= Prompt =
Every line in the listing is to be echoed verbatim.

====== Extracted material ======

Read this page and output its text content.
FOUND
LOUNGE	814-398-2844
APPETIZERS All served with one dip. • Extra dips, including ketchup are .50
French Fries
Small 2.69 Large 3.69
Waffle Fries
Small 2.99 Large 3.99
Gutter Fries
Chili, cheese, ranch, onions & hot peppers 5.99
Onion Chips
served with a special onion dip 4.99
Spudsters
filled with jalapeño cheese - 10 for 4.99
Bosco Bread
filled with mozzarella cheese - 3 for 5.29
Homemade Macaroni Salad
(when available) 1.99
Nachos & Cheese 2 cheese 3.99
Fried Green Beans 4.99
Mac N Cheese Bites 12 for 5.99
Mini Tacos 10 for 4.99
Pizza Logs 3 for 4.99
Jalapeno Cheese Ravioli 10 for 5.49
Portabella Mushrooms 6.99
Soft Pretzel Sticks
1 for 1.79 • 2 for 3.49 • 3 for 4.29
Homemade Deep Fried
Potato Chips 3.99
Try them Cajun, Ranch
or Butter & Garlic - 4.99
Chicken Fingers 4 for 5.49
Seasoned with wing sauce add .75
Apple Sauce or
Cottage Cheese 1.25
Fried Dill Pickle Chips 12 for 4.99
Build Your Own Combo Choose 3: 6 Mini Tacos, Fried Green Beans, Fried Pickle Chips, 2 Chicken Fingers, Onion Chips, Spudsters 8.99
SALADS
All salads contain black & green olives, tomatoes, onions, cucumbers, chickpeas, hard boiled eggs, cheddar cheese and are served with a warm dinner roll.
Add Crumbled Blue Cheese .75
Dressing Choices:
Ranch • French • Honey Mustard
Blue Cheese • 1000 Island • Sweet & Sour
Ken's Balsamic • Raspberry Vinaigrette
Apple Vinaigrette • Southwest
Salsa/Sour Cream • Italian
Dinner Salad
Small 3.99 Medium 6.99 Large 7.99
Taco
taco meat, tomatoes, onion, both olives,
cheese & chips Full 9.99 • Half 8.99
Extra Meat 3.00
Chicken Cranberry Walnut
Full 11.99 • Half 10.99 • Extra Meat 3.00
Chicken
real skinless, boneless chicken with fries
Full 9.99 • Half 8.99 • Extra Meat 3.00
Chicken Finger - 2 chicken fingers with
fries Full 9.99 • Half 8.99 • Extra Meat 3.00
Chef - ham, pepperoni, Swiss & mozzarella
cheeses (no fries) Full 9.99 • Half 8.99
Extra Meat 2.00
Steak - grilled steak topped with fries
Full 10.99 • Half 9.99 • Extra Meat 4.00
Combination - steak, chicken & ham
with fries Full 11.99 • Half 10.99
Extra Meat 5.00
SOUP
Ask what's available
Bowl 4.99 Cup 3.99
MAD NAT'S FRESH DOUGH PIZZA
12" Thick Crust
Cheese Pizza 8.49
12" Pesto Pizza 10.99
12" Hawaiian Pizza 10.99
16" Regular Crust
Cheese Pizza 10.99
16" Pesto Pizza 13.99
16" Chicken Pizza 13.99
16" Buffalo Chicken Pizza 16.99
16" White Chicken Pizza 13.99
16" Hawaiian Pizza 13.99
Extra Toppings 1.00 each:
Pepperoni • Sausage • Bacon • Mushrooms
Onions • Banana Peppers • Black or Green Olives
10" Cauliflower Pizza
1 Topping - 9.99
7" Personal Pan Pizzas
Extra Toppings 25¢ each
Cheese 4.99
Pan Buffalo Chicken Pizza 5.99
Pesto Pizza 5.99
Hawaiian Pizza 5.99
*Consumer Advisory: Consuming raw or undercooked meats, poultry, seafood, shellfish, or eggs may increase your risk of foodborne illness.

======

= Result for this task =
Read this page and output its text content.
FOUND
LOUNGE	814-398-2844
APPETIZERS All served with one dip. • Extra dips, including ketchup are .50
French Fries
Small 2.69 Large 3.69
Waffle Fries
Small 2.99 Large 3.99
Gutter Fries
Chili, cheese, ranch, onions & hot peppers 5.99
Onion Chips
served with a special onion dip 4.99
Spudsters
filled with jalapeño cheese - 10 for 4.99
Bosco Bread
filled with mozzarella cheese - 3 for 5.29
Homemade Macaroni Salad
(when available) 1.99
Nachos & Cheese 2 cheese 3.99
Fried Green Beans 4.99
Mac N Cheese Bites 12 for 5.99
Mini Tacos 10 for 4.99
Pizza Logs 3 for 4.99
Jalapeno Cheese Ravioli 10 for 5.49
Portabella Mushrooms 6.99
Soft Pretzel Sticks
1 for 1.79 • 2 for 3.49 • 3 for 4.29
Homemade Deep Fried
Potato Chips 3.99
Try them Cajun, Ranch
or Butter & Garlic - 4.99
Chicken Fingers 4 for 5.49
Seasoned with wing sauce add .75
Apple Sauce or
Cottage Cheese 1.25
Fried Dill Pickle Chips 12 for 4.99
Build Your Own Combo Choose 3: 6 Mini Tacos, Fried Green Beans, Fried Pickle Chips, 2 Chicken Fingers, Onion Chips, Spudsters 8.99
SALADS
All salads contain black & green olives, tomatoes, onions, cucumbers, chickpeas, hard boiled eggs, cheddar cheese and are served with a warm dinner roll.
Add Crumbled Blue Cheese .75
Dressing Choices:
Ranch • French • Honey Mustard
Blue Cheese • 1000 Island • Sweet & Sour
Ken's Balsamic • Raspberry Vinaigrette
Apple Vinaigrette • Southwest
Salsa/Sour Cream • Italian
Dinner Salad
Small 3.99 Medium 6.99 Large 7.99
Taco
taco meat, tomatoes, onion, both olives,
cheese & chips Full 9.99 • Half 8.99
Extra Meat 3.00
Chicken Cranberry Walnut
Full 11.99 • Half 10.99 • Extra Meat 3.00
Chicken
real skinless, boneless chicken with fries
Full 9.99 • Half 8.99 • Extra Meat 3.00
Chicken Finger - 2 chicken fingers with
fries Full 9.99 • Half 8.99 • Extra Meat 3.00
Chef - ham, pepperoni, Swiss & mozzarella
cheeses (no fries) Full 9.99 • Half 8.99
Extra Meat 2.00
Steak - grilled steak topped with fries
Full 10.99 • Half 9.99 • Extra Meat 4.00
Combination - steak, chicken & ham
with fries Full 11.99 • Half 10.99
Extra Meat 5.00
SOUP
Ask what's available
Bowl 4.99 Cup 3.99
MAD NAT'S FRESH DOUGH PIZZA
12" Thick Crust
Cheese Pizza 8.49
12" Pesto Pizza 10.99
12" Hawaiian Pizza 10.99
16" Regular Crust
Cheese Pizza 10.99
16" Pesto Pizza 13.99
16" Chicken Pizza 13.99
16" Buffalo Chicken Pizza 16.99
16" White Chicken Pizza 13.99
16" Hawaiian Pizza 13.99
Extra Toppings 1.00 each:
Pepperoni • Sausage • Bacon • Mushrooms
Onions • Banana Peppers • Black or Green Olives
10" Cauliflower Pizza
1 Topping - 9.99
7" Personal Pan Pizzas
Extra Toppings 25¢ each
Cheese 4.99
Pan Buffalo Chicken Pizza 5.99
Pesto Pizza 5.99
Hawaiian Pizza 5.99
*Consumer Advisory: Consuming raw or undercooked meats, poultry, seafood, shellfish, or eggs may increase your risk of foodborne illness.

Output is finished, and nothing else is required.